Records from a collection of figures:
<<<<

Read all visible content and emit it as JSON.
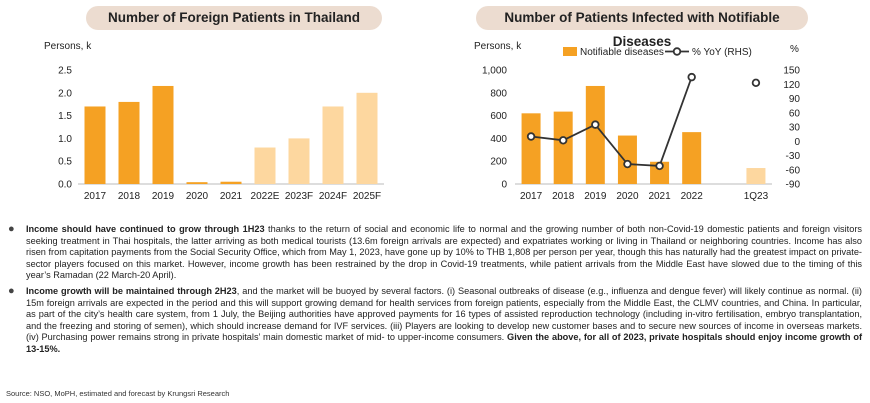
{
  "colors": {
    "bar": "#f5a123",
    "bar_forecast": "#fdd79f",
    "title_bg": "#ecdcd0",
    "line": "#333333"
  },
  "chart_data": [
    {
      "type": "bar",
      "title": "Number of Foreign Patients in Thailand",
      "ylabel": "Persons, k",
      "categories": [
        "2017",
        "2018",
        "2019",
        "2020",
        "2021",
        "2022E",
        "2023F",
        "2024F",
        "2025F"
      ],
      "values": [
        1.7,
        1.8,
        2.15,
        0.04,
        0.05,
        0.8,
        1.0,
        1.7,
        2.0
      ],
      "forecast": [
        false,
        false,
        false,
        false,
        false,
        true,
        true,
        true,
        true
      ],
      "yticks": [
        "0.0",
        "0.5",
        "1.0",
        "1.5",
        "2.0",
        "2.5"
      ],
      "ylim": [
        0,
        2.5
      ],
      "grid": false
    },
    {
      "type": "bar+line",
      "title": "Number of Patients Infected with Notifiable Diseases",
      "ylabel": "Persons, k",
      "y2label": "%",
      "categories": [
        "2017",
        "2018",
        "2019",
        "2020",
        "2021",
        "2022",
        "",
        "1Q23"
      ],
      "series": [
        {
          "name": "Notifiable diseases",
          "type": "bar",
          "axis": "left",
          "values": [
            620,
            635,
            860,
            425,
            195,
            455,
            null,
            140
          ],
          "forecast": [
            false,
            false,
            false,
            false,
            false,
            false,
            false,
            true
          ]
        },
        {
          "name": "% YoY (RHS)",
          "type": "line",
          "axis": "right",
          "values": [
            10,
            2,
            35,
            -48,
            -52,
            135,
            null,
            123
          ],
          "connected_upto": 5
        }
      ],
      "yticks": [
        "0",
        "200",
        "400",
        "600",
        "800",
        "1,000"
      ],
      "ylim": [
        0,
        1000
      ],
      "y2ticks": [
        "-90",
        "-60",
        "-30",
        "0",
        "30",
        "60",
        "90",
        "120",
        "150"
      ],
      "y2lim": [
        -90,
        150
      ],
      "legend": "top",
      "grid": false
    }
  ],
  "text": {
    "bullet1_bold": "Income should have continued to grow through 1H23",
    "bullet1_rest": " thanks to the return of social and economic life to normal and the growing number of both non-Covid-19 domestic patients and foreign visitors seeking treatment in Thai hospitals, the latter arriving as both medical tourists (13.6m foreign arrivals are expected) and expatriates working or living in Thailand or neighboring countries. Income has also risen from capitation payments from the Social Security Office, which from May 1, 2023, have gone up by 10% to THB 1,808 per person per year, though this has naturally had the greatest impact on private-sector players focused on this market. However, income growth has been restrained by the drop in Covid-19 treatments, while patient arrivals from the Middle East have slowed due to the timing of this year’s Ramadan (22 March-20 April).",
    "bullet2_bold": "Income growth will be maintained through 2H23",
    "bullet2_rest": ", and the market will be buoyed by several factors. (i) Seasonal outbreaks of disease (e.g., influenza and dengue fever) will likely continue as normal. (ii) 15m foreign arrivals are expected in the period and this will support growing demand for health services from foreign patients, especially from the Middle East, the CLMV countries, and China. In particular, as part of the city’s health care system, from 1 July, the Beijing authorities have approved payments for 16 types of assisted reproduction technology (including in-vitro fertilisation, embryo transplantation, and the freezing and storing of semen), which should increase demand for IVF services. (iii) Players are looking to develop new customer bases and to secure new sources of income in overseas markets. (iv) Purchasing power remains strong in private hospitals’ main domestic market of mid- to upper-income consumers. ",
    "bullet2_bold_end": "Given the above, for all of 2023, private hospitals should enjoy income growth of 13-15%.",
    "bullet_symbol": "●",
    "source": "Source: NSO, MoPH,  estimated and forecast by Krungsri Research"
  }
}
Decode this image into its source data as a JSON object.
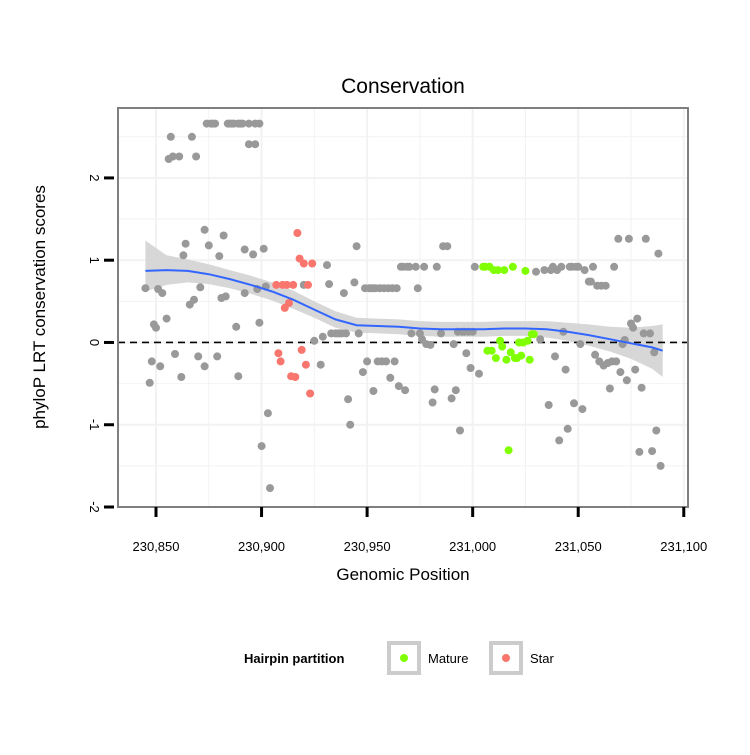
{
  "chart_data": {
    "type": "scatter",
    "title": "Conservation",
    "xlabel": "Genomic Position",
    "ylabel": "phyloP LRT conservation scores",
    "xlim": [
      230832,
      231102
    ],
    "ylim": [
      -2,
      2.85
    ],
    "x_ticks": [
      230850,
      230900,
      230950,
      231000,
      231050,
      231100
    ],
    "x_tick_labels": [
      "230,850",
      "230,900",
      "230,950",
      "231,000",
      "231,050",
      "231,100"
    ],
    "y_ticks": [
      -2,
      -1,
      0,
      1,
      2
    ],
    "y_tick_labels": [
      "-2",
      "-1",
      "0",
      "1",
      "2"
    ],
    "grid": true,
    "reference_line": {
      "y": 0,
      "style": "dashed"
    },
    "colors": {
      "Other": "#999999",
      "Mature": "#80ff00",
      "Star": "#f8766d",
      "smooth": "#3366ff",
      "ribbon": "#d3d3d3",
      "grid": "#f2f2f2",
      "frame": "#7f7f7f"
    },
    "legend": {
      "title": "Hairpin partition",
      "position": "bottom",
      "entries": [
        "Mature",
        "Star"
      ]
    },
    "series": [
      {
        "name": "Other",
        "points": [
          [
            230845,
            0.66
          ],
          [
            230847,
            -0.49
          ],
          [
            230848,
            -0.23
          ],
          [
            230849,
            0.22
          ],
          [
            230850,
            0.18
          ],
          [
            230851,
            0.65
          ],
          [
            230852,
            -0.29
          ],
          [
            230853,
            0.6
          ],
          [
            230855,
            0.29
          ],
          [
            230856,
            2.23
          ],
          [
            230857,
            2.5
          ],
          [
            230858,
            2.26
          ],
          [
            230859,
            -0.14
          ],
          [
            230861,
            2.26
          ],
          [
            230862,
            -0.42
          ],
          [
            230863,
            1.06
          ],
          [
            230864,
            1.2
          ],
          [
            230866,
            0.46
          ],
          [
            230867,
            2.5
          ],
          [
            230868,
            0.52
          ],
          [
            230869,
            2.26
          ],
          [
            230870,
            -0.17
          ],
          [
            230871,
            0.67
          ],
          [
            230873,
            -0.29
          ],
          [
            230873,
            1.37
          ],
          [
            230874,
            2.66
          ],
          [
            230875,
            1.18
          ],
          [
            230876,
            2.66
          ],
          [
            230877,
            2.66
          ],
          [
            230878,
            2.66
          ],
          [
            230879,
            -0.17
          ],
          [
            230880,
            1.05
          ],
          [
            230881,
            0.54
          ],
          [
            230882,
            1.3
          ],
          [
            230883,
            0.56
          ],
          [
            230884,
            2.66
          ],
          [
            230885,
            2.66
          ],
          [
            230886,
            2.66
          ],
          [
            230887,
            2.66
          ],
          [
            230888,
            0.19
          ],
          [
            230889,
            -0.41
          ],
          [
            230889,
            2.66
          ],
          [
            230890,
            2.66
          ],
          [
            230891,
            2.66
          ],
          [
            230892,
            0.6
          ],
          [
            230892,
            1.13
          ],
          [
            230894,
            2.41
          ],
          [
            230894,
            2.66
          ],
          [
            230896,
            1.07
          ],
          [
            230897,
            2.41
          ],
          [
            230897,
            2.66
          ],
          [
            230899,
            2.66
          ],
          [
            230898,
            0.65
          ],
          [
            230899,
            0.24
          ],
          [
            230900,
            -1.26
          ],
          [
            230901,
            1.14
          ],
          [
            230902,
            0.68
          ],
          [
            230903,
            -0.86
          ],
          [
            230904,
            -1.77
          ],
          [
            230920,
            0.7
          ],
          [
            230925,
            0.02
          ],
          [
            230928,
            -0.27
          ],
          [
            230929,
            0.07
          ],
          [
            230931,
            0.94
          ],
          [
            230932,
            0.71
          ],
          [
            230933,
            0.11
          ],
          [
            230935,
            0.11
          ],
          [
            230936,
            0.11
          ],
          [
            230937,
            0.11
          ],
          [
            230938,
            0.11
          ],
          [
            230939,
            0.6
          ],
          [
            230940,
            0.11
          ],
          [
            230941,
            -0.69
          ],
          [
            230942,
            -1.0
          ],
          [
            230944,
            0.73
          ],
          [
            230945,
            1.17
          ],
          [
            230946,
            0.11
          ],
          [
            230948,
            -0.36
          ],
          [
            230949,
            0.66
          ],
          [
            230950,
            -0.23
          ],
          [
            230951,
            0.66
          ],
          [
            230952,
            0.66
          ],
          [
            230953,
            -0.59
          ],
          [
            230953,
            0.66
          ],
          [
            230954,
            0.66
          ],
          [
            230955,
            -0.23
          ],
          [
            230956,
            0.66
          ],
          [
            230957,
            -0.23
          ],
          [
            230958,
            0.66
          ],
          [
            230959,
            -0.23
          ],
          [
            230960,
            0.66
          ],
          [
            230961,
            -0.43
          ],
          [
            230962,
            0.66
          ],
          [
            230963,
            -0.23
          ],
          [
            230964,
            0.66
          ],
          [
            230965,
            -0.53
          ],
          [
            230966,
            0.92
          ],
          [
            230967,
            0.92
          ],
          [
            230968,
            -0.58
          ],
          [
            230969,
            0.92
          ],
          [
            230970,
            0.92
          ],
          [
            230971,
            0.11
          ],
          [
            230973,
            0.92
          ],
          [
            230974,
            0.66
          ],
          [
            230975,
            0.11
          ],
          [
            230976,
            0.04
          ],
          [
            230977,
            0.92
          ],
          [
            230978,
            -0.02
          ],
          [
            230980,
            -0.03
          ],
          [
            230981,
            -0.73
          ],
          [
            230982,
            -0.57
          ],
          [
            230983,
            0.92
          ],
          [
            230985,
            0.11
          ],
          [
            230986,
            1.17
          ],
          [
            230988,
            1.17
          ],
          [
            230990,
            -0.68
          ],
          [
            230991,
            -0.02
          ],
          [
            230992,
            -0.58
          ],
          [
            230993,
            0.13
          ],
          [
            230994,
            -1.07
          ],
          [
            230995,
            0.13
          ],
          [
            230996,
            0.13
          ],
          [
            230997,
            -0.13
          ],
          [
            230998,
            0.13
          ],
          [
            230999,
            -0.31
          ],
          [
            231000,
            0.13
          ],
          [
            231001,
            0.92
          ],
          [
            231003,
            -0.38
          ],
          [
            231030,
            0.86
          ],
          [
            231032,
            0.04
          ],
          [
            231034,
            0.88
          ],
          [
            231036,
            -0.76
          ],
          [
            231037,
            0.88
          ],
          [
            231038,
            0.92
          ],
          [
            231039,
            -0.17
          ],
          [
            231040,
            0.88
          ],
          [
            231041,
            -1.19
          ],
          [
            231042,
            0.92
          ],
          [
            231043,
            0.13
          ],
          [
            231044,
            -0.33
          ],
          [
            231045,
            -1.05
          ],
          [
            231046,
            0.92
          ],
          [
            231047,
            0.92
          ],
          [
            231048,
            -0.74
          ],
          [
            231049,
            0.92
          ],
          [
            231050,
            0.92
          ],
          [
            231051,
            -0.02
          ],
          [
            231052,
            -0.81
          ],
          [
            231053,
            0.88
          ],
          [
            231055,
            0.74
          ],
          [
            231056,
            0.74
          ],
          [
            231057,
            0.92
          ],
          [
            231058,
            -0.15
          ],
          [
            231059,
            0.69
          ],
          [
            231060,
            -0.23
          ],
          [
            231061,
            0.69
          ],
          [
            231062,
            -0.28
          ],
          [
            231063,
            0.69
          ],
          [
            231064,
            -0.25
          ],
          [
            231065,
            -0.56
          ],
          [
            231066,
            -0.23
          ],
          [
            231067,
            0.92
          ],
          [
            231068,
            -0.23
          ],
          [
            231069,
            1.26
          ],
          [
            231070,
            -0.36
          ],
          [
            231071,
            -0.02
          ],
          [
            231072,
            0.03
          ],
          [
            231073,
            -0.46
          ],
          [
            231074,
            1.26
          ],
          [
            231075,
            0.23
          ],
          [
            231076,
            0.18
          ],
          [
            231077,
            -0.33
          ],
          [
            231078,
            0.29
          ],
          [
            231079,
            -1.33
          ],
          [
            231080,
            -0.55
          ],
          [
            231081,
            0.11
          ],
          [
            231082,
            1.26
          ],
          [
            231084,
            0.11
          ],
          [
            231085,
            -1.32
          ],
          [
            231086,
            -0.12
          ],
          [
            231087,
            -1.07
          ],
          [
            231088,
            1.08
          ],
          [
            231089,
            -1.5
          ]
        ]
      },
      {
        "name": "Mature",
        "points": [
          [
            231005,
            0.92
          ],
          [
            231006,
            0.92
          ],
          [
            231007,
            -0.1
          ],
          [
            231008,
            0.92
          ],
          [
            231009,
            -0.1
          ],
          [
            231010,
            0.88
          ],
          [
            231011,
            -0.19
          ],
          [
            231012,
            0.88
          ],
          [
            231013,
            0.02
          ],
          [
            231014,
            -0.05
          ],
          [
            231015,
            0.88
          ],
          [
            231016,
            -0.21
          ],
          [
            231017,
            -1.31
          ],
          [
            231018,
            -0.12
          ],
          [
            231019,
            0.92
          ],
          [
            231020,
            -0.19
          ],
          [
            231021,
            -0.19
          ],
          [
            231022,
            0.0
          ],
          [
            231023,
            -0.16
          ],
          [
            231024,
            0.0
          ],
          [
            231025,
            0.87
          ],
          [
            231026,
            0.02
          ],
          [
            231027,
            -0.21
          ],
          [
            231028,
            0.1
          ],
          [
            231029,
            0.1
          ]
        ]
      },
      {
        "name": "Star",
        "points": [
          [
            230907,
            0.7
          ],
          [
            230908,
            -0.13
          ],
          [
            230909,
            -0.23
          ],
          [
            230910,
            0.7
          ],
          [
            230911,
            0.42
          ],
          [
            230912,
            0.7
          ],
          [
            230913,
            0.48
          ],
          [
            230914,
            -0.41
          ],
          [
            230915,
            0.7
          ],
          [
            230916,
            -0.42
          ],
          [
            230917,
            1.33
          ],
          [
            230918,
            1.02
          ],
          [
            230919,
            -0.09
          ],
          [
            230920,
            0.96
          ],
          [
            230921,
            -0.27
          ],
          [
            230922,
            0.7
          ],
          [
            230923,
            -0.62
          ],
          [
            230924,
            0.96
          ]
        ]
      }
    ],
    "smooth": {
      "method": "loess",
      "x": [
        230845,
        230855,
        230865,
        230875,
        230885,
        230895,
        230905,
        230915,
        230925,
        230935,
        230945,
        230955,
        230965,
        230975,
        230985,
        230995,
        231005,
        231015,
        231025,
        231035,
        231045,
        231055,
        231065,
        231075,
        231085,
        231090
      ],
      "y": [
        0.87,
        0.88,
        0.87,
        0.83,
        0.77,
        0.7,
        0.62,
        0.52,
        0.4,
        0.28,
        0.21,
        0.2,
        0.19,
        0.17,
        0.16,
        0.16,
        0.16,
        0.17,
        0.17,
        0.16,
        0.13,
        0.09,
        0.04,
        -0.01,
        -0.06,
        -0.1
      ],
      "ci_lower": [
        0.62,
        0.7,
        0.73,
        0.71,
        0.66,
        0.59,
        0.51,
        0.41,
        0.3,
        0.18,
        0.12,
        0.11,
        0.1,
        0.08,
        0.07,
        0.07,
        0.07,
        0.08,
        0.08,
        0.06,
        0.02,
        -0.04,
        -0.11,
        -0.2,
        -0.32,
        -0.42
      ],
      "ci_upper": [
        1.24,
        1.06,
        1.01,
        0.95,
        0.88,
        0.81,
        0.73,
        0.63,
        0.5,
        0.38,
        0.3,
        0.29,
        0.28,
        0.26,
        0.25,
        0.25,
        0.25,
        0.26,
        0.26,
        0.26,
        0.24,
        0.22,
        0.19,
        0.18,
        0.2,
        0.22
      ]
    }
  }
}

>>>>

WORK REQUEST => Go through the data above and copy each line in which "have" appears.

WRITTEN ANSWER =>
    "bullet1_bold": "Income should have continued to grow through 1H23",
    "bullet1_rest": " thanks to the return of social and economic life to normal and the growing number of both non-Covid-19 domestic patients and foreign visitors seeking treatment in Thai hospitals, the latter arriving as both medical tourists (13.6m foreign arrivals are expected) and expatriates working or living in Thailand or neighboring countries. Income has also risen from capitation payments from the Social Security Office, which from May 1, 2023, have gone up by 10% to THB 1,808 per person per year, though this has naturally had the greatest impact on private-sector players focused on this market. However, income growth has been restrained by the drop in Covid-19 treatments, while patient arrivals from the Middle East have slowed due to the timing of this year’s Ramadan (22 March-20 April).",
    "bullet2_rest": ", and the market will be buoyed by several factors. (i) Seasonal outbreaks of disease (e.g., influenza and dengue fever) will likely continue as normal. (ii) 15m foreign arrivals are expected in the period and this will support growing demand for health services from foreign patients, especially from the Middle East, the CLMV countries, and China. In particular, as part of the city’s health care system, from 1 July, the Beijing authorities have approved payments for 16 types of assisted reproduction technology (including in-vitro fertilisation, embryo transplantation, and the freezing and storing of semen), which should increase demand for IVF services. (iii) Players are looking to develop new customer bases and to secure new sources of income in overseas markets. (iv) Purchasing power remains strong in private hospitals’ main domestic market of mid- to upper-income consumers. ",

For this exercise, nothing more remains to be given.